AIM OF THE TASK: Return all lines with the word "Tropical" in them.

SUPPLIED RECORDS:
--*--

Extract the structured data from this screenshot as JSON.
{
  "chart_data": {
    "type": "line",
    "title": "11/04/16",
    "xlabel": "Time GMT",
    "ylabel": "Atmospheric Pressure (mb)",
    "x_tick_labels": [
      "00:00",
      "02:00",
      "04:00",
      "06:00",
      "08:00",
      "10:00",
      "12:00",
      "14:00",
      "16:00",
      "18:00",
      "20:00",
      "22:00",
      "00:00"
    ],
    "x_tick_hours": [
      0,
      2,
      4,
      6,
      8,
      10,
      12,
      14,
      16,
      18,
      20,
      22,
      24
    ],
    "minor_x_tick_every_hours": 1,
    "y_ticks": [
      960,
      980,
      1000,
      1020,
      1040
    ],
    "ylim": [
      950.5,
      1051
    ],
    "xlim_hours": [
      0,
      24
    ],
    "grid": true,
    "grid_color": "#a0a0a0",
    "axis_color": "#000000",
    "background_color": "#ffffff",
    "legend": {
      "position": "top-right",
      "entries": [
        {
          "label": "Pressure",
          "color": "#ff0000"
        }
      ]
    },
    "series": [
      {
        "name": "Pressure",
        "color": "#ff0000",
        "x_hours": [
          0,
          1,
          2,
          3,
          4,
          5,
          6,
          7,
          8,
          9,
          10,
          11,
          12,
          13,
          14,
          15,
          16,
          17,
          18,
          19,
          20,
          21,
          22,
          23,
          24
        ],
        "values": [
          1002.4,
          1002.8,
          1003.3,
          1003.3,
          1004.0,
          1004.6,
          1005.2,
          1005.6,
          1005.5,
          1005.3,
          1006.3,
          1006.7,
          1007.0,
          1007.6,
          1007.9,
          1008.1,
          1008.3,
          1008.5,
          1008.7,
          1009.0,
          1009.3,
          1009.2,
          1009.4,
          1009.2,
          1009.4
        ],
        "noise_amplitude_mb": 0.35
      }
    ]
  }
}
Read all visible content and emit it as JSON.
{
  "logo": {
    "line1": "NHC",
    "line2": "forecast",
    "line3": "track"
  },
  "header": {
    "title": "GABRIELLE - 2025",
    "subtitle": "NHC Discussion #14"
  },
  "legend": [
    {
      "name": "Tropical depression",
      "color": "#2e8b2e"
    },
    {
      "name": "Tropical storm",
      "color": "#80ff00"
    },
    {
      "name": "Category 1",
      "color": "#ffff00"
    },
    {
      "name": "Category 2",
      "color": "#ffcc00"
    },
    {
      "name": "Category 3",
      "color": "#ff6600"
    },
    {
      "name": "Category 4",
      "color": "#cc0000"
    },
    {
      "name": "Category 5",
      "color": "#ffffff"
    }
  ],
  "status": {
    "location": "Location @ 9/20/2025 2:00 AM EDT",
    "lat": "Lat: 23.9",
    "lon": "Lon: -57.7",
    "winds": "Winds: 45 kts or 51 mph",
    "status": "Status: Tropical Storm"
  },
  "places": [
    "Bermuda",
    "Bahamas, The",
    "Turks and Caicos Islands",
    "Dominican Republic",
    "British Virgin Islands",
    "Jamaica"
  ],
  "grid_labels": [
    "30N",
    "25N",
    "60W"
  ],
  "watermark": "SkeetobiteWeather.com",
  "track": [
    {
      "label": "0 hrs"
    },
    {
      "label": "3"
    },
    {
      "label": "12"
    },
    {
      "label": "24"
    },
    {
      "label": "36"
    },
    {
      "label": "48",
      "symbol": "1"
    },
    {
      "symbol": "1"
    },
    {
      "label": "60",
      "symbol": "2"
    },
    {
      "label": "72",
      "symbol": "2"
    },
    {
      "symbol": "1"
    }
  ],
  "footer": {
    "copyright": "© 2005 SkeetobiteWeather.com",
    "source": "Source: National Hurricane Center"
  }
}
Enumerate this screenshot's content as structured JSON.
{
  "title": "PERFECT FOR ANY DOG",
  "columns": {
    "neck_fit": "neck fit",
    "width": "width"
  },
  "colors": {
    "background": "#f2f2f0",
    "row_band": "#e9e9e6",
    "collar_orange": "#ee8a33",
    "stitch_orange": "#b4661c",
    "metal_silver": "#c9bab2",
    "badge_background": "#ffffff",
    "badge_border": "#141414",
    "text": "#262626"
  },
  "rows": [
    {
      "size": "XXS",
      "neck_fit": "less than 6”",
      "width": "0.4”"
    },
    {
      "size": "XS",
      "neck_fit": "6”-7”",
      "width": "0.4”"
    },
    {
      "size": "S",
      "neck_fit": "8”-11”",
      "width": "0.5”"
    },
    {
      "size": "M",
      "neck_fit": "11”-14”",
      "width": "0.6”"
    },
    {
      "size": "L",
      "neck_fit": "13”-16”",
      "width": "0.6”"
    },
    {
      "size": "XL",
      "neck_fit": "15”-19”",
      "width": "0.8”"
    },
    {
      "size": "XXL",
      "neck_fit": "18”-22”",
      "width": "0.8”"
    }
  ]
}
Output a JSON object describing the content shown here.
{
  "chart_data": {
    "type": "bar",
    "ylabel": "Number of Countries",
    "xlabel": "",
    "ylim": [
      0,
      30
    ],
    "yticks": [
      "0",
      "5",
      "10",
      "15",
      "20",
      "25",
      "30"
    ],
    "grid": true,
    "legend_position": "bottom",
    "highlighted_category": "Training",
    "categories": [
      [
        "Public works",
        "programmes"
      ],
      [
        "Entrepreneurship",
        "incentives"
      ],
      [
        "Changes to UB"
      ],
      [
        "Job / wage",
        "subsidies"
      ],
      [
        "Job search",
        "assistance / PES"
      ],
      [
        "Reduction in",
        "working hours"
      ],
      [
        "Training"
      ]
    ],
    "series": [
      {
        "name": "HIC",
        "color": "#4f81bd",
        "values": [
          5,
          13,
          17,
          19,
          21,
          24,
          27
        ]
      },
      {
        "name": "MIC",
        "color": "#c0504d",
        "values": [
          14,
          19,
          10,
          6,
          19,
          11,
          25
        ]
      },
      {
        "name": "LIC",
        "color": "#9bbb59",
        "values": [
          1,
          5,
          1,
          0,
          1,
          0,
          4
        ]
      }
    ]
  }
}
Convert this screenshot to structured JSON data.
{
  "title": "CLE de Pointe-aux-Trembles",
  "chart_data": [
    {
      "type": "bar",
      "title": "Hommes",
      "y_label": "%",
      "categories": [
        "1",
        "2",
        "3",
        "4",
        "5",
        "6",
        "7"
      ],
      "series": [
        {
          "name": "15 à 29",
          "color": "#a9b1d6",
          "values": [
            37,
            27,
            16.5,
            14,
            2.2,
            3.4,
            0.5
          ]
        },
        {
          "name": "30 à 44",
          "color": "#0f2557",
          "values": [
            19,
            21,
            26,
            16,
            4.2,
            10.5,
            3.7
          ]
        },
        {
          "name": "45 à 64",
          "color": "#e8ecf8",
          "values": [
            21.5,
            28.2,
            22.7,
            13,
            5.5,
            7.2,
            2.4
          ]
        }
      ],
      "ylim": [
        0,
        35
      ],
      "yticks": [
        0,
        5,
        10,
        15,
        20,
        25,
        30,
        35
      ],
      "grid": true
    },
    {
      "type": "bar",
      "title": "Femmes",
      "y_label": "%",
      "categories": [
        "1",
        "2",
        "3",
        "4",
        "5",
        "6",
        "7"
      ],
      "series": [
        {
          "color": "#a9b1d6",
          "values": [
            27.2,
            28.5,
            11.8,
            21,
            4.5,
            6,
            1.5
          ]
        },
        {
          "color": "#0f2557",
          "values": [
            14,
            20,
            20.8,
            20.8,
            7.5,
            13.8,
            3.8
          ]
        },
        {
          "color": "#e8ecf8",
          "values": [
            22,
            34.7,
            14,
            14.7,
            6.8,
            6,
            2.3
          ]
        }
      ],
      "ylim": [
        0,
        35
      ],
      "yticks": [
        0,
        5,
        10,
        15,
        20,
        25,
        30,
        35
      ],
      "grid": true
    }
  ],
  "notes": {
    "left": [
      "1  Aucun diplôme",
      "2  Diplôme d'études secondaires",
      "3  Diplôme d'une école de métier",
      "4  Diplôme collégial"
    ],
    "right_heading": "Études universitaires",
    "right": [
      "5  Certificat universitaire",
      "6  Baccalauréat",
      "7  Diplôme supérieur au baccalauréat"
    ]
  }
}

--*--

OUTPUT:
      "name": "Tropical depression",
      "name": "Tropical storm",
    "status": "Status: Tropical Storm"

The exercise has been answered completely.